Pull out and copy every line in the listing that contains the word "product". Match case exactly.

○ ○ ○ ○

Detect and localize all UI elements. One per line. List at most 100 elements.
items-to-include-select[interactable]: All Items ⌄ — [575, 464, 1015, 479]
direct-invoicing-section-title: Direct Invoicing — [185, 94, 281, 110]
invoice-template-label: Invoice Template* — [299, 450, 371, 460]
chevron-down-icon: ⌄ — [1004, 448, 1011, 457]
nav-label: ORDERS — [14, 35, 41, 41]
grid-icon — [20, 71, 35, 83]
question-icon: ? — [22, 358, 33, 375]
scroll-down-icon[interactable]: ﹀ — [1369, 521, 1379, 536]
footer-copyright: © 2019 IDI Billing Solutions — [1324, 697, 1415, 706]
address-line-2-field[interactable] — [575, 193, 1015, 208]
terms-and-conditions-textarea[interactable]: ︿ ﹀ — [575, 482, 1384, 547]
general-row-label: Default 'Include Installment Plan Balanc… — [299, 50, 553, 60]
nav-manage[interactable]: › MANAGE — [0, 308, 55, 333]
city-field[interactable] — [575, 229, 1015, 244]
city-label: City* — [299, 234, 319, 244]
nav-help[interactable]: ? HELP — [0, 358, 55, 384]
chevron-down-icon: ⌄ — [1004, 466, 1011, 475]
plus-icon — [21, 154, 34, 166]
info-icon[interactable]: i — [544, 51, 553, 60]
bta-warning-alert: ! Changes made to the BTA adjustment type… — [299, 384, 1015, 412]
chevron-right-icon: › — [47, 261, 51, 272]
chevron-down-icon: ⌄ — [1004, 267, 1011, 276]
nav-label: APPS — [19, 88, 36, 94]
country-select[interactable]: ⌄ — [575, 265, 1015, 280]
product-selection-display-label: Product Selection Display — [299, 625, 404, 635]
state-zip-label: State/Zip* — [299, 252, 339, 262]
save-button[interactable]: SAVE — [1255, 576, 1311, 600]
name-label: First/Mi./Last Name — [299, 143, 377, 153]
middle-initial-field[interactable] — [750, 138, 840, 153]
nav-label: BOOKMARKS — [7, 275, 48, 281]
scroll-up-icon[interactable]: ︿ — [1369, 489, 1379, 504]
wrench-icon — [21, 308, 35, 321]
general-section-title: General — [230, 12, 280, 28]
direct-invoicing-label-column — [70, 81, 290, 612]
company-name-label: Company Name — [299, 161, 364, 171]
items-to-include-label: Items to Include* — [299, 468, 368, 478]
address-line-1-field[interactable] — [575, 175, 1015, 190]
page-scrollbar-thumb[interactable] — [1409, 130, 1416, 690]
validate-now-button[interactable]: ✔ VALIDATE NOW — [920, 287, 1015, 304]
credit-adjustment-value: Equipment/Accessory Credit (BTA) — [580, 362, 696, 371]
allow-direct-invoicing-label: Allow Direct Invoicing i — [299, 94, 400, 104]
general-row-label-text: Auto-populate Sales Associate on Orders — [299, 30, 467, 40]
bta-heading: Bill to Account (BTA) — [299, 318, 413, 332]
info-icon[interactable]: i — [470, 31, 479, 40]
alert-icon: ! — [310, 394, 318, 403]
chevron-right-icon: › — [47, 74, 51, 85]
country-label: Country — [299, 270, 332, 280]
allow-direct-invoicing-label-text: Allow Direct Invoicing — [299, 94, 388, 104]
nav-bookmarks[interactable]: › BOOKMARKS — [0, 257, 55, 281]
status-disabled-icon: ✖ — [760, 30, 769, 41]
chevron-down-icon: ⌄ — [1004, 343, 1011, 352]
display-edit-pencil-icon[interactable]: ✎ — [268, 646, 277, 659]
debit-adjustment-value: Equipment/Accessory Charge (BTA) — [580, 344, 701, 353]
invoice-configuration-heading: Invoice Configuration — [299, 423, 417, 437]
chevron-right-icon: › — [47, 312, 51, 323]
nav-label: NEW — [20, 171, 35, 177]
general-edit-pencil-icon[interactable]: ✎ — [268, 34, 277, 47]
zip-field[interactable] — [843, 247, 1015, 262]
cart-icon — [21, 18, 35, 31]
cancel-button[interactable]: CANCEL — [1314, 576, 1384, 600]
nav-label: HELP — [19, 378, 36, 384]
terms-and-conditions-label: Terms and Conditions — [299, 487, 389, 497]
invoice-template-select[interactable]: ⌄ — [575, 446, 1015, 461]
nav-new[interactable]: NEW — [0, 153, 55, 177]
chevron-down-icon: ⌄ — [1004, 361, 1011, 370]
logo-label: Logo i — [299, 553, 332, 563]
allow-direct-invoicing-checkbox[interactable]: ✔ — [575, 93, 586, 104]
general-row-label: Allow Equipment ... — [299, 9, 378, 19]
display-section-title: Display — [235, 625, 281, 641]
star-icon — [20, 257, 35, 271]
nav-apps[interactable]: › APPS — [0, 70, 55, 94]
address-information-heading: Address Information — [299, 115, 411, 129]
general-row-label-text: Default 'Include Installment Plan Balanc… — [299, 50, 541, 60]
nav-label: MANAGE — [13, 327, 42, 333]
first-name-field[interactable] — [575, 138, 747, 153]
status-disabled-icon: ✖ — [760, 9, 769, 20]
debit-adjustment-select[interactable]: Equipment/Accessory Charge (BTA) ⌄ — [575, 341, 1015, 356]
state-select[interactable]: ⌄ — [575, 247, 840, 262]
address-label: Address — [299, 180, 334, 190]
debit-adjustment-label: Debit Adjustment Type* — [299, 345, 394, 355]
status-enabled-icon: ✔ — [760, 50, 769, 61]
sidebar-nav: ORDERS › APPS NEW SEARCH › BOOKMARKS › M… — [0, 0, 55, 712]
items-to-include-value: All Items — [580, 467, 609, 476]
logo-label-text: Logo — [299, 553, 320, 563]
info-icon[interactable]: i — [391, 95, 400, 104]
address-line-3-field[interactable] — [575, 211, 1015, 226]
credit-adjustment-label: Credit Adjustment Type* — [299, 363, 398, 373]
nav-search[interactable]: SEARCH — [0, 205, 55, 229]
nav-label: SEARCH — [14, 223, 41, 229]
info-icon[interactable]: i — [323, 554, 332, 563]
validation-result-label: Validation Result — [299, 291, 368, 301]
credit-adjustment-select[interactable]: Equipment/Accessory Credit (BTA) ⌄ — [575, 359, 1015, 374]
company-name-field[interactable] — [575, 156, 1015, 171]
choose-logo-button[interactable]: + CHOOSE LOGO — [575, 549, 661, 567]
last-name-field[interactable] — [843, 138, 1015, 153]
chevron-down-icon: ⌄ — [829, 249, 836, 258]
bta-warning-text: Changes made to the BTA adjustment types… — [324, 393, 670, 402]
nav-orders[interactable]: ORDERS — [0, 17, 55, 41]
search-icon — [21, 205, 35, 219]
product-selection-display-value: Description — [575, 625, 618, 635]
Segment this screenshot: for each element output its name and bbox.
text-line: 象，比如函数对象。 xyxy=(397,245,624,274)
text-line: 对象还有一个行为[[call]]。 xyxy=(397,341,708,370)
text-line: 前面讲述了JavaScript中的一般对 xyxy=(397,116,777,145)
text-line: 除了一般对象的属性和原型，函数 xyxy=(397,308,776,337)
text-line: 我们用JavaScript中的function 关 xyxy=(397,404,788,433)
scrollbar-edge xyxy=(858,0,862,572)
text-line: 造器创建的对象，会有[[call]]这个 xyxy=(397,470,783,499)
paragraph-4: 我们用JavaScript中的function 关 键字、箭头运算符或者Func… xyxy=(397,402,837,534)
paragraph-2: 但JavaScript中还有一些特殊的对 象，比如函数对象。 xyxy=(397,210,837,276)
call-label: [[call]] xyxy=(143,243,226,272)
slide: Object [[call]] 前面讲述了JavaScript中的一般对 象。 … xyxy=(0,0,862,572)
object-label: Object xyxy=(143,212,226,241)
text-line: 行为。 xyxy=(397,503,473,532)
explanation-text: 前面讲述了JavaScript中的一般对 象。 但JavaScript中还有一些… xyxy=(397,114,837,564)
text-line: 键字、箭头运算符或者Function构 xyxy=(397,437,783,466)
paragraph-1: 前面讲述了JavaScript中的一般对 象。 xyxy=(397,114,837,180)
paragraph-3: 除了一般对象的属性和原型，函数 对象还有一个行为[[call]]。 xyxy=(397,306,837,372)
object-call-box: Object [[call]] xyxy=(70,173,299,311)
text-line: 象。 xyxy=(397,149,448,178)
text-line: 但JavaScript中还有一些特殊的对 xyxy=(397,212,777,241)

○ ○ ○ ○

> [Exercise answer]:
product-selection-display-label: Product Selection Display — [299, 625, 404, 635]
product-selection-display-value: Description — [575, 625, 618, 635]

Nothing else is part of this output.